● Activity list:
(1) Answer these questions from the passage on biomass objective coefficients:
(a) Across all datasets and transformation functions, what effect does increasing the biomass objective coefficient have on correlation coefficients?
(b) Which figure shows lower correlation coefficients when the gene expression term is removed entirely?
(c) For which range of the biomass coefficient are cases primarily examined?
(2) Rewrite the stretch of the passage on biomass objective coefficients from "The third row" through "rows of Fig 4.", renaming "transformation functions" to "mapping functions" throughout.

To assess prediction accuracy, we examine the correlation coefficients between predicted and experimentally measured fluxes, as shown in the second row of Fig 4. Across all datasets and transformation functions, increasing the biomass objective coefficient improves correlation coefficients, indicating enhanced prediction accuracy. These findings highlight that selecting an appropriate biomass coefficient is crucial for balancing biomass optimization with gene expression constraints. In contrast, using a small negative coefficient for the biomass term (i.e., placing low emphasis on biomass maximization) severely degrades model performance and leads to poor agreement between predicted and measured fluxes. Increasing the magnitude of this negative coefficient (i.e., placing stronger emphasis on biomass maximization) improves the prediction accuracy. However, removing the gene expression term entirely—equivalent to using only the biomass objective as in traditional FBA—also results in lower correlation coefficients, as shown in Fig 2A. These observations highlight the need for a balanced, hybrid objective function that integrates both biomass optimization and gene expression information.

The third row of Fig 4 presents line plots comparing the three transformation functions based on average correlation coefficients across Data-A, Data-B, and Data-C. These subplots visualize how varying the biomass objective coefficient influences predictive performance under different transformation functions. To focus on the most biologically relevant parameter ranges, we primarily examine cases where the biomass coefficient is greater than or equal to B/10, as this range has demonstrated better performance in the first and second rows of Fig 4.

● Records in a dataset:
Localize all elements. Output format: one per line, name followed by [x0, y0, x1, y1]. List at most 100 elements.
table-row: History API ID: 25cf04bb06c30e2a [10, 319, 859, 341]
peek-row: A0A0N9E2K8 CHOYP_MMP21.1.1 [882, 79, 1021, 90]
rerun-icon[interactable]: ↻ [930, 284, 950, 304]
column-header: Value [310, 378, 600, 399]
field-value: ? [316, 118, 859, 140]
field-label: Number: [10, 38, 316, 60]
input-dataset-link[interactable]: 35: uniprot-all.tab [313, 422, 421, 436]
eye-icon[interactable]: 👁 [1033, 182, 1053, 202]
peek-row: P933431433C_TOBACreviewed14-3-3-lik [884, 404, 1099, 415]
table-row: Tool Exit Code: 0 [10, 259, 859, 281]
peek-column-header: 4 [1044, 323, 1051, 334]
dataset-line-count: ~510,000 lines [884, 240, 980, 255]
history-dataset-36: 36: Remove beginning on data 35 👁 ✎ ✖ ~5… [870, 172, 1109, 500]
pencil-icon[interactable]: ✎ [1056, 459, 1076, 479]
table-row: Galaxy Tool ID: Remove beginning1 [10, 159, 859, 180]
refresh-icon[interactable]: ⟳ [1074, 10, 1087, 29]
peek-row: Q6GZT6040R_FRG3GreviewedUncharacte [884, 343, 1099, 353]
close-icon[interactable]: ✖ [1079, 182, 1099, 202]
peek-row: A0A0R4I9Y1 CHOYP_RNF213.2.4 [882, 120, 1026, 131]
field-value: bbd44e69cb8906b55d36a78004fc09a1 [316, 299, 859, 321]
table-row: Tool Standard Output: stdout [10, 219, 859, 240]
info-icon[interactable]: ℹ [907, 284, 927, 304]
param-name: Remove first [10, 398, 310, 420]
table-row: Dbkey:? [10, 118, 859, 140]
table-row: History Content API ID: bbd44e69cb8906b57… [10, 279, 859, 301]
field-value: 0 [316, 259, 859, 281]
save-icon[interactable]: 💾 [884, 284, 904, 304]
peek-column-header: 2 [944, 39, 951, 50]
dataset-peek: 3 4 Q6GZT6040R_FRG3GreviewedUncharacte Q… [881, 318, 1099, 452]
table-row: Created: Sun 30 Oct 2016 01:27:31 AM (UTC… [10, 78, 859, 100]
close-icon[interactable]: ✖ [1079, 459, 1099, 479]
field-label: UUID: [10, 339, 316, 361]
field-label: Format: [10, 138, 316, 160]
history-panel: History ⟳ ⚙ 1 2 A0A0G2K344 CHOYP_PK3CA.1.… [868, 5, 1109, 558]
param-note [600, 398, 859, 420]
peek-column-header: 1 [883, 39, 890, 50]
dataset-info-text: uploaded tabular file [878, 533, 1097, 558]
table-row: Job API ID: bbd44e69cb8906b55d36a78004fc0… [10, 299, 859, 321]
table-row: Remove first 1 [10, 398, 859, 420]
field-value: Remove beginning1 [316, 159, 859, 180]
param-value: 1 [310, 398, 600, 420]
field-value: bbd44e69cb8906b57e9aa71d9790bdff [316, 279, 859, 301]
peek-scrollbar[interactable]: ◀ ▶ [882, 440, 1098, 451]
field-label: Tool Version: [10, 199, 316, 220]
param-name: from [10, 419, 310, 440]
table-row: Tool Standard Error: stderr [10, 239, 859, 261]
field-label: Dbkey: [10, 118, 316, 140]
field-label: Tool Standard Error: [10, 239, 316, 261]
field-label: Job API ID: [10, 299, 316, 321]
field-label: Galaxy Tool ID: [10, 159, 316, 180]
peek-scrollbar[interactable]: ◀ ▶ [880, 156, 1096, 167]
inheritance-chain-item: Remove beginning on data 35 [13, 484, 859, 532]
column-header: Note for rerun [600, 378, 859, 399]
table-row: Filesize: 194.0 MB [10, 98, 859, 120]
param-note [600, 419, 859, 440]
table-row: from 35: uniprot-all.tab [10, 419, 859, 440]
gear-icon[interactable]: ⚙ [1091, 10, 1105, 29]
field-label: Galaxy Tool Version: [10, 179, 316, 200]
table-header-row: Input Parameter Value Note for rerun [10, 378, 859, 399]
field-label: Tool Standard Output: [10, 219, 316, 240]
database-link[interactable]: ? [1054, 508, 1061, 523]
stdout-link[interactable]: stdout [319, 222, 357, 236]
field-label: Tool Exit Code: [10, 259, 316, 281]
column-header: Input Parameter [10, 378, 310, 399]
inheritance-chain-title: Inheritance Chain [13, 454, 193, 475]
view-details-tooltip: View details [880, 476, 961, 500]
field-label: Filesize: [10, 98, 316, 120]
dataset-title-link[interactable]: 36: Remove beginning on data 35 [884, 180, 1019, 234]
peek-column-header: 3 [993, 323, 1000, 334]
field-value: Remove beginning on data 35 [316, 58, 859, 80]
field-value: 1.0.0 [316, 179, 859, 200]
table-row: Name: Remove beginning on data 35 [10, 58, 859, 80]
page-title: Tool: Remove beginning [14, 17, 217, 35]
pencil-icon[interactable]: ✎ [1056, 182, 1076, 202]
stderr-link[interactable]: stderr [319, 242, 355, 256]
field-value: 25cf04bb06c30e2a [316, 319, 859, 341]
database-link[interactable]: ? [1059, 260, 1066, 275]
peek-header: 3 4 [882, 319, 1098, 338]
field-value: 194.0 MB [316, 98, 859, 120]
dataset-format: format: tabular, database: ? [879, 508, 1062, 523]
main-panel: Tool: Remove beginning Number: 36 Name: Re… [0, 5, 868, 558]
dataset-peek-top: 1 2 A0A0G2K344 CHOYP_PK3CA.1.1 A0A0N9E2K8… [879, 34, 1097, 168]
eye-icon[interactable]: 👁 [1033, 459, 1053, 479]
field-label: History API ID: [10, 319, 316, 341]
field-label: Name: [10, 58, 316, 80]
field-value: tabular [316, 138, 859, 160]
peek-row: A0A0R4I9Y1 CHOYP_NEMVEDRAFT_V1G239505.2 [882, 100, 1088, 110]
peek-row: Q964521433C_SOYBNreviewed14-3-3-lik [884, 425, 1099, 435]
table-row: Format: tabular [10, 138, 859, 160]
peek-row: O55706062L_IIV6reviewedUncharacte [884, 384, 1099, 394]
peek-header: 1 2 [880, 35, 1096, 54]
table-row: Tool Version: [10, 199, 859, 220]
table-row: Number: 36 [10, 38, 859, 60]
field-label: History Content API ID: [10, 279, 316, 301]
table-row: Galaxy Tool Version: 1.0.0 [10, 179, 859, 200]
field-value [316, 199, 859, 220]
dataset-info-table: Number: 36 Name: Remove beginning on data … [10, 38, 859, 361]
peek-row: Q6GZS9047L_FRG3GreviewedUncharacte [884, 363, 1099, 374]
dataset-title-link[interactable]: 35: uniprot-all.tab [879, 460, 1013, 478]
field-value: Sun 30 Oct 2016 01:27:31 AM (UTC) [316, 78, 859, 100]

● Exercise answers:
(1)
(a) It improves correlation coefficients, indicating enhanced prediction accuracy.
(b) Fig 2A.
(c) Cases where the biomass coefficient is greater than or equal to B/10.

(2)
The third row of Fig 4 presents line plots comparing the three mapping functions based on average correlation coefficients across Data-A, Data-B, and Data-C. These subplots visualize how varying the biomass objective coefficient influences predictive performance under different mapping functions. To focus on the most biologically relevant parameter ranges, we primarily examine cases where the biomass coefficient is greater than or equal to B/10, as this range has demonstrated better performance in the first and second rows of Fig 4.